Exercise material ->
* * * *
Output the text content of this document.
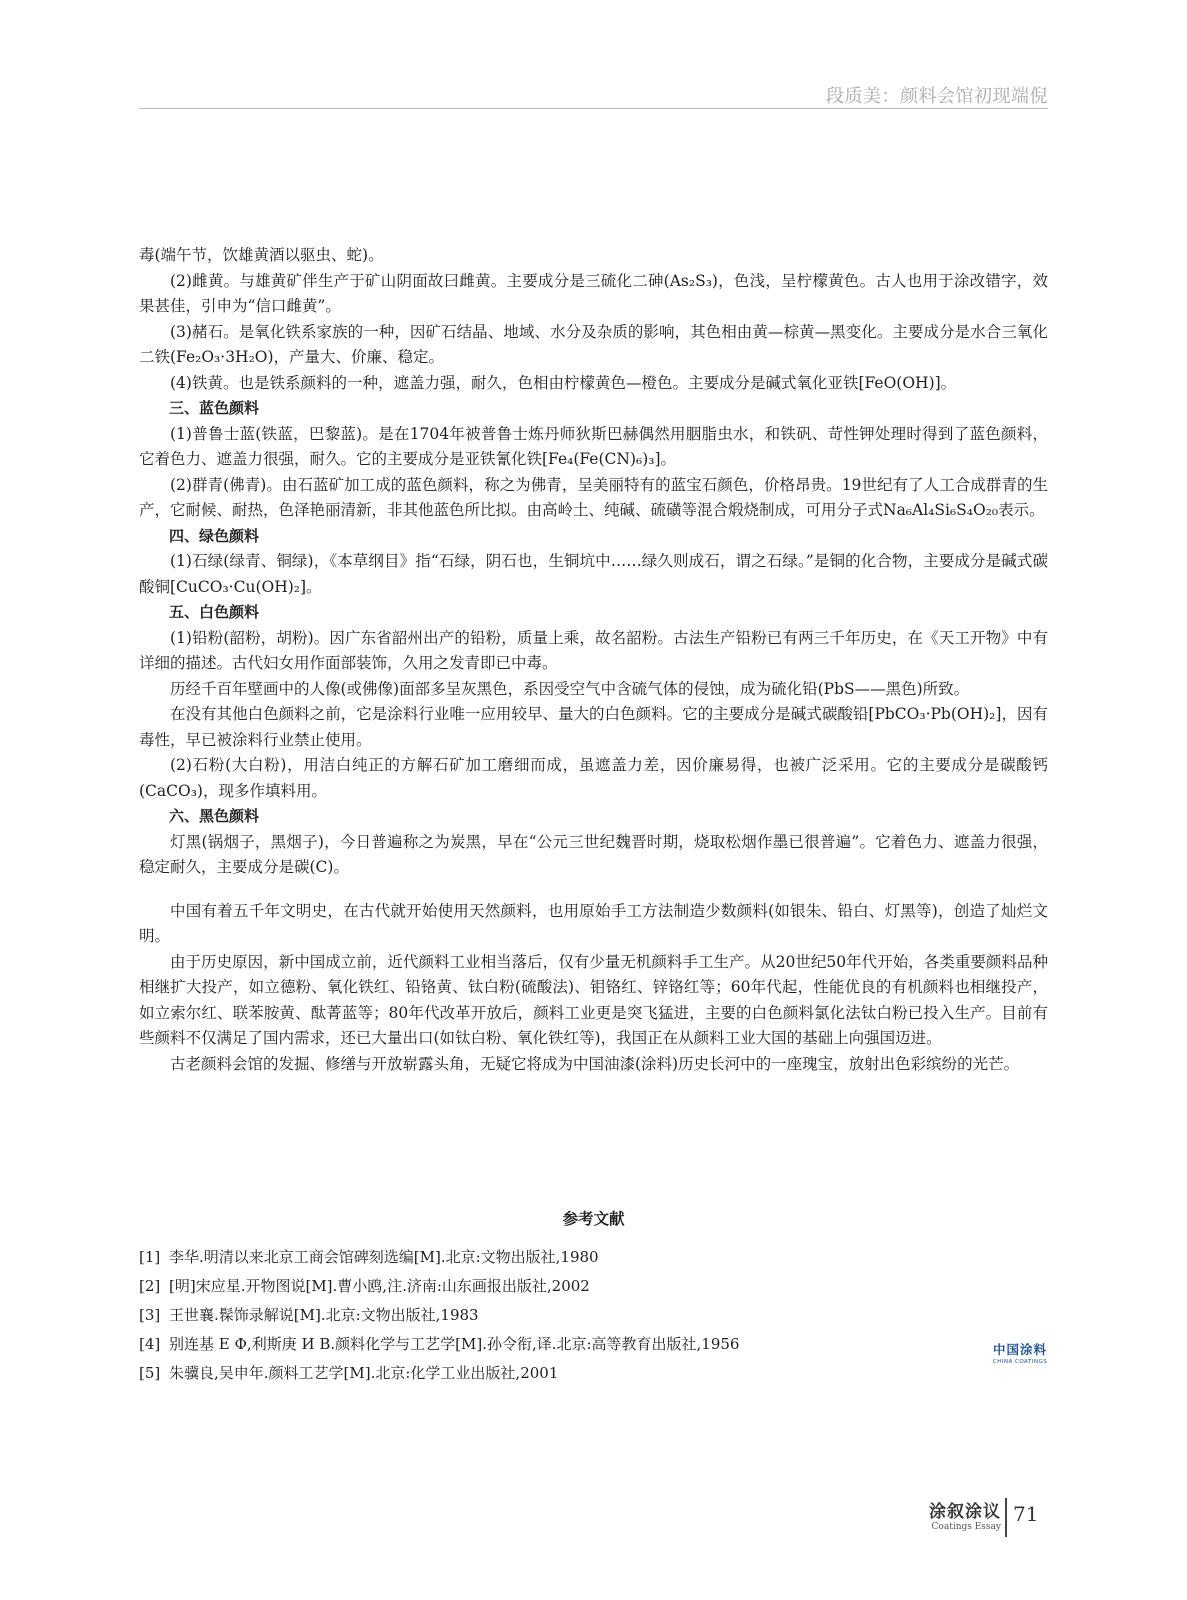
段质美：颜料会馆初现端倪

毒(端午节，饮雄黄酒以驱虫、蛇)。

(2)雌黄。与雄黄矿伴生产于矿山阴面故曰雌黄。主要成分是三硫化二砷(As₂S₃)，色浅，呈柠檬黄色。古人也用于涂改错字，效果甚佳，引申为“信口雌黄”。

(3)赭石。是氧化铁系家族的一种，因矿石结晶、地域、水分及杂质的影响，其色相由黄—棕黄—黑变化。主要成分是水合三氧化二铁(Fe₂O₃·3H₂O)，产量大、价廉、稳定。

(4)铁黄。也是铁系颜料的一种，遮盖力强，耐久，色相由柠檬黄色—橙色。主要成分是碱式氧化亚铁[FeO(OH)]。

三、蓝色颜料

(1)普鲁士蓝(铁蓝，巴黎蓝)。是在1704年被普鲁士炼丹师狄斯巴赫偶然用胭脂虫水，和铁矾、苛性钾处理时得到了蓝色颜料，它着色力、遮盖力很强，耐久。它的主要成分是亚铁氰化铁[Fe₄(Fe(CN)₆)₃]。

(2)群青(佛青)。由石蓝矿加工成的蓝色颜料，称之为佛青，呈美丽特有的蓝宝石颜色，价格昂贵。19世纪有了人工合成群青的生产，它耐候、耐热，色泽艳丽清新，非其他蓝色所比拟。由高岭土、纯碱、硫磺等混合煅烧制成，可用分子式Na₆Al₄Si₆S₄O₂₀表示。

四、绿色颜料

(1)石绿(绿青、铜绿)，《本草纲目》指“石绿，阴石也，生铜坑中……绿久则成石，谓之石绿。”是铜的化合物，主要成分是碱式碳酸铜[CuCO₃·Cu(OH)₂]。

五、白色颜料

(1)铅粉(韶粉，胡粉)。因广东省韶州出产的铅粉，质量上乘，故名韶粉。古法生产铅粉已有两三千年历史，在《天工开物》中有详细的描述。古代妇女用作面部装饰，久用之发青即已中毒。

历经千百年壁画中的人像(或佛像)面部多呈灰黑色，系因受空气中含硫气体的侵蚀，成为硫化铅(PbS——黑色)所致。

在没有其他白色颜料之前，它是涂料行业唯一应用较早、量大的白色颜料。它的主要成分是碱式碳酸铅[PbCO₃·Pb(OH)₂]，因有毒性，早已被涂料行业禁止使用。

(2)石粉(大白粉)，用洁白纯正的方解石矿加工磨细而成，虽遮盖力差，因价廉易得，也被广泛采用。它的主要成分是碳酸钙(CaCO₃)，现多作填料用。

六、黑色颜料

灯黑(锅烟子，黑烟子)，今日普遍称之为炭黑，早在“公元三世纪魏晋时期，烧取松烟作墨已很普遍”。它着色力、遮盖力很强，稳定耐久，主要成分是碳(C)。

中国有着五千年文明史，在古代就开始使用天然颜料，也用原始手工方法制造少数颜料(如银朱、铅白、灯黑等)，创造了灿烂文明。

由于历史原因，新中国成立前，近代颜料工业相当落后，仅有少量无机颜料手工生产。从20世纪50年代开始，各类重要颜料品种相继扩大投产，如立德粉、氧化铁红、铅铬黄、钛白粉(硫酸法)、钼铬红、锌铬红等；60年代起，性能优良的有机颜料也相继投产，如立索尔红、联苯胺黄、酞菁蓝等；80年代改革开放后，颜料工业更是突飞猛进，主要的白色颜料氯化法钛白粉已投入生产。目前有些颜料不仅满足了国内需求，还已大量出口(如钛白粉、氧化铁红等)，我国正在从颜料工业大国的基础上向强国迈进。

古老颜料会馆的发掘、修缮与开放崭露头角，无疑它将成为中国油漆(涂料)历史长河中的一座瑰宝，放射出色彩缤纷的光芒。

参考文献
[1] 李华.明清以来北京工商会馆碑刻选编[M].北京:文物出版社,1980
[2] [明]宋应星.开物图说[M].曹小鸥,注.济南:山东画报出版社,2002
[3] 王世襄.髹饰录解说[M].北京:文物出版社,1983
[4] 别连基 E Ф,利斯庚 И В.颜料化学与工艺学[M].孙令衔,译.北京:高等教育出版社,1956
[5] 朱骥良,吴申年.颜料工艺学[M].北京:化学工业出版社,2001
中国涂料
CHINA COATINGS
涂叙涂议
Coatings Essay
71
* * * *
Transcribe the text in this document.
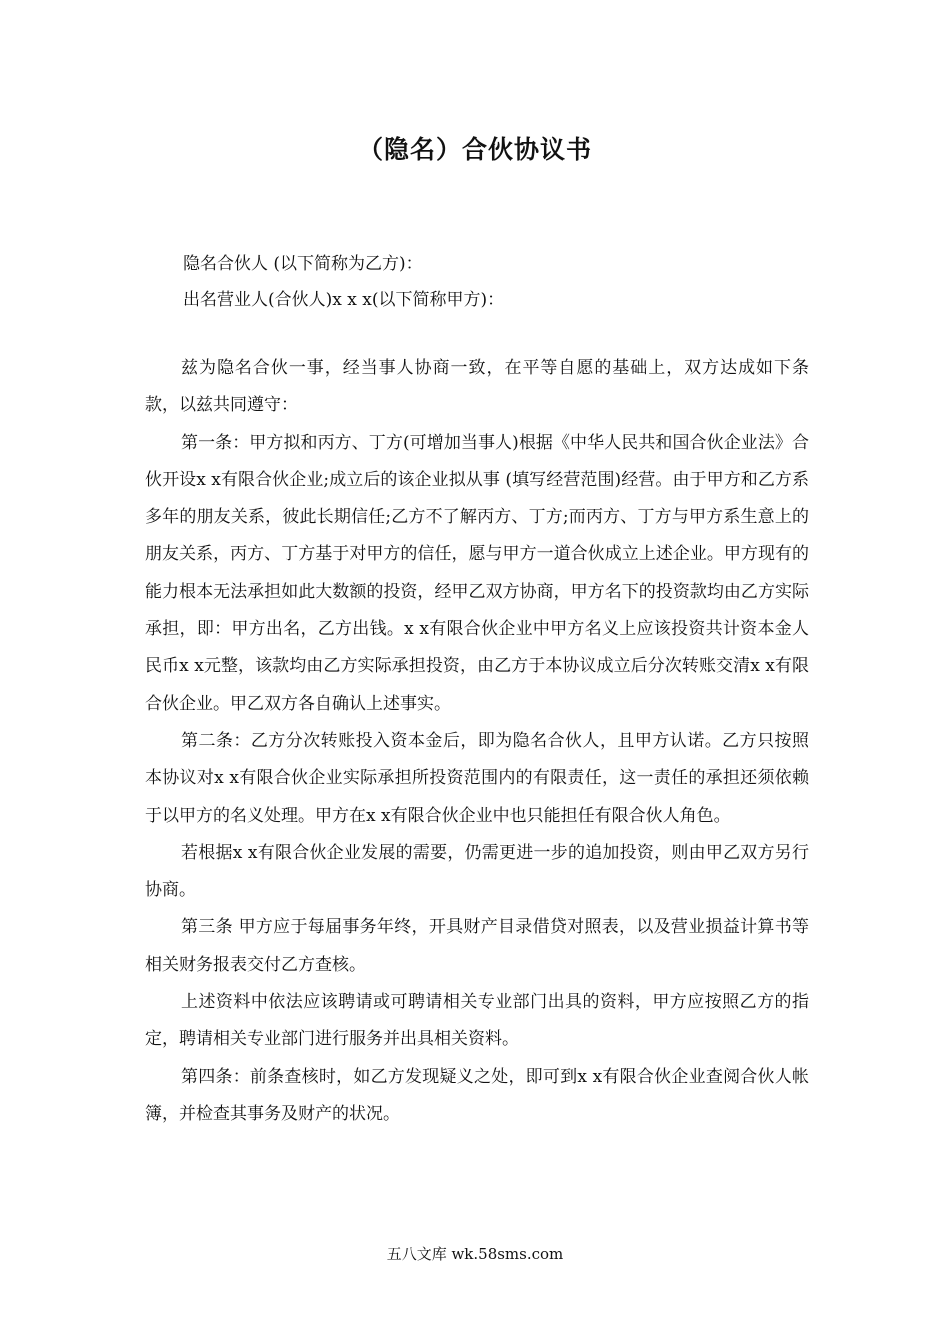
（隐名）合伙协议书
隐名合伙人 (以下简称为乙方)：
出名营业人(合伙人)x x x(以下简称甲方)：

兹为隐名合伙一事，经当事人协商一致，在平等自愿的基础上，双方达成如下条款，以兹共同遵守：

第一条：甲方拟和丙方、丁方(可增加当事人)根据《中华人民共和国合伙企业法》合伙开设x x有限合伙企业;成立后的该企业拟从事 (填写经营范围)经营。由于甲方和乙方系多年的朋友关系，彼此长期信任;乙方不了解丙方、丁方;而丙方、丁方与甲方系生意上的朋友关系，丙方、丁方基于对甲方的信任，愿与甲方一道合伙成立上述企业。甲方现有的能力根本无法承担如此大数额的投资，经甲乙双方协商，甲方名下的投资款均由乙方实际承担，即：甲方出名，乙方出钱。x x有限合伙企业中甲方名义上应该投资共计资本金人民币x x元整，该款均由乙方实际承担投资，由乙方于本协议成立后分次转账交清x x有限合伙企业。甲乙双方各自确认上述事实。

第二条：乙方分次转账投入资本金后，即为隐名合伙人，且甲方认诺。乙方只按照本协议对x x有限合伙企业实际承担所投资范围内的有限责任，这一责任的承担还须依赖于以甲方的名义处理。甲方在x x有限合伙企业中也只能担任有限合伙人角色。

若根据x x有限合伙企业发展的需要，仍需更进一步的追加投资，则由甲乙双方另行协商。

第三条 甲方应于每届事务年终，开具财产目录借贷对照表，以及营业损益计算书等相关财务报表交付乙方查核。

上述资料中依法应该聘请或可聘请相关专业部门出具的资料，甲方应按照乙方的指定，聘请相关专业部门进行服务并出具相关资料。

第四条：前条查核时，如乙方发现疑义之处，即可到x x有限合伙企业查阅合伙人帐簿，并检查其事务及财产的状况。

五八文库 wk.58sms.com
* * * *
Where a line holds "document", copy it out.

Correct answer ->
Output the text content of this document.
Transcribe the text in this document.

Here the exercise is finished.